## [Objective]
Look over the lines below. Report each one that includes the string "JSON".

## [Information provided]

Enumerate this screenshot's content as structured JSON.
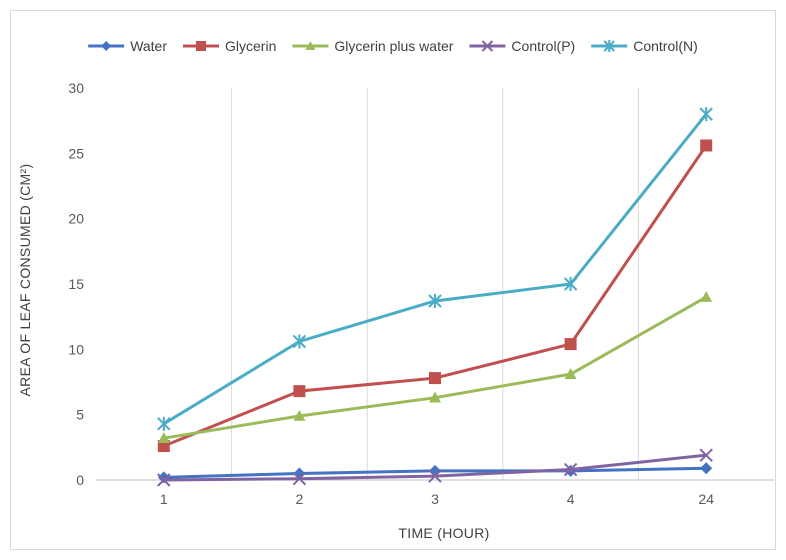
{
  "chart_data": {
    "type": "line",
    "categories": [
      "1",
      "2",
      "3",
      "4",
      "24"
    ],
    "xlabel": "TIME (HOUR)",
    "ylabel": "AREA OF LEAF CONSUMED (CM²)",
    "ylim": [
      0,
      30
    ],
    "yticks": [
      "0",
      "5",
      "10",
      "15",
      "20",
      "25",
      "30"
    ],
    "grid": "vertical",
    "legend_position": "top",
    "series": [
      {
        "name": "Water",
        "color": "#4472C4",
        "marker": "diamond",
        "values": [
          0.2,
          0.5,
          0.7,
          0.7,
          0.9
        ]
      },
      {
        "name": "Glycerin",
        "color": "#C0504D",
        "marker": "square",
        "values": [
          2.6,
          6.8,
          7.8,
          10.4,
          25.6
        ]
      },
      {
        "name": "Glycerin plus water",
        "color": "#9BBB59",
        "marker": "triangle",
        "values": [
          3.2,
          4.9,
          6.3,
          8.1,
          14.0
        ]
      },
      {
        "name": "Control(P)",
        "color": "#8064A2",
        "marker": "x",
        "values": [
          0.0,
          0.1,
          0.3,
          0.8,
          1.9
        ]
      },
      {
        "name": "Control(N)",
        "color": "#4BACC6",
        "marker": "star",
        "values": [
          4.3,
          10.6,
          13.7,
          15.0,
          28.0
        ]
      }
    ]
  }
}
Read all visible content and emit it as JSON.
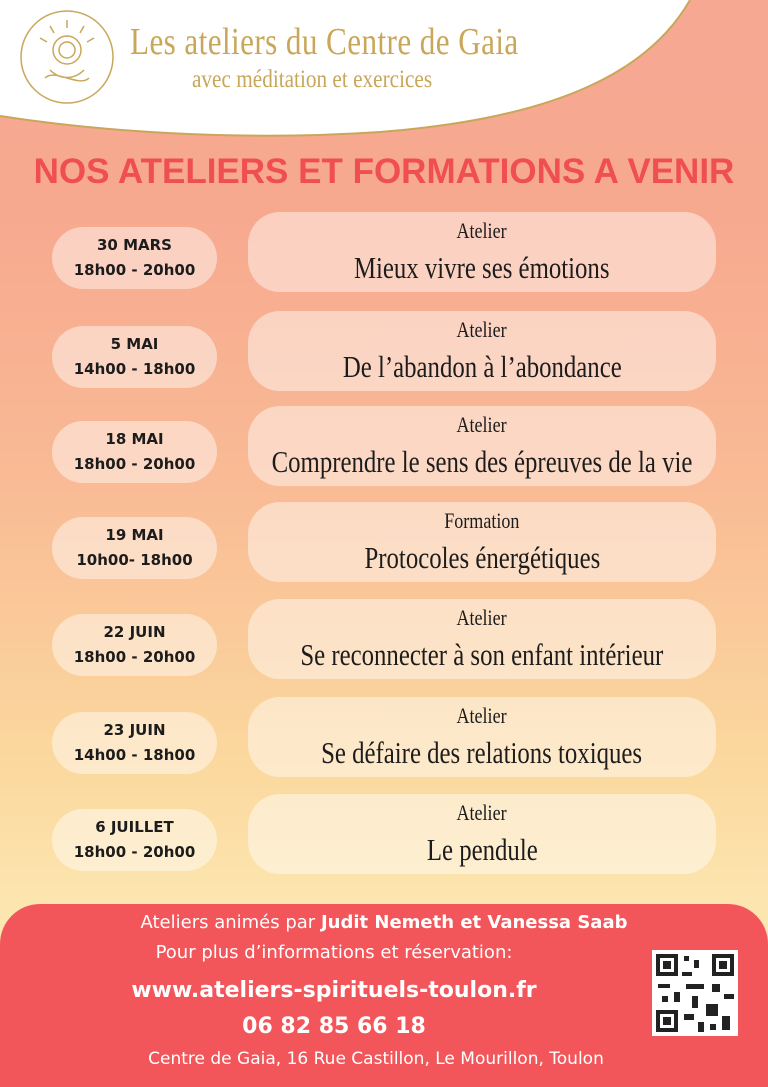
{
  "header": {
    "title": "Les ateliers du Centre de Gaia",
    "subtitle": "avec méditation et exercices"
  },
  "heading": "NOS ATELIERS ET FORMATIONS A VENIR",
  "events": [
    {
      "date": "30 MARS",
      "time": "18h00 - 20h00",
      "kind": "Atelier",
      "title": "Mieux vivre ses émotions"
    },
    {
      "date": "5 MAI",
      "time": "14h00 - 18h00",
      "kind": "Atelier",
      "title": "De l’abandon à l’abondance"
    },
    {
      "date": "18 MAI",
      "time": "18h00 - 20h00",
      "kind": "Atelier",
      "title": "Comprendre le sens des épreuves de la vie"
    },
    {
      "date": "19 MAI",
      "time": "10h00- 18h00",
      "kind": "Formation",
      "title": "Protocoles énergétiques"
    },
    {
      "date": "22 JUIN",
      "time": "18h00 - 20h00",
      "kind": "Atelier",
      "title": "Se reconnecter à son enfant intérieur"
    },
    {
      "date": "23 JUIN",
      "time": "14h00 - 18h00",
      "kind": "Atelier",
      "title": "Se défaire des relations toxiques"
    },
    {
      "date": "6 JUILLET",
      "time": "18h00 - 20h00",
      "kind": "Atelier",
      "title": "Le pendule"
    }
  ],
  "footer": {
    "hosts_prefix": "Ateliers animés par",
    "hosts": "Judit Nemeth et Vanessa Saab",
    "info": "Pour plus d’informations et réservation:",
    "website": "www.ateliers-spirituels-toulon.fr",
    "phone": "06 82 85 66 18",
    "address": "Centre de Gaia, 16 Rue Castillon, Le Mourillon, Toulon"
  }
}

## [The output]
Enumerate this screenshot's content as structured JSON.
Read all visible content and emit it as JSON.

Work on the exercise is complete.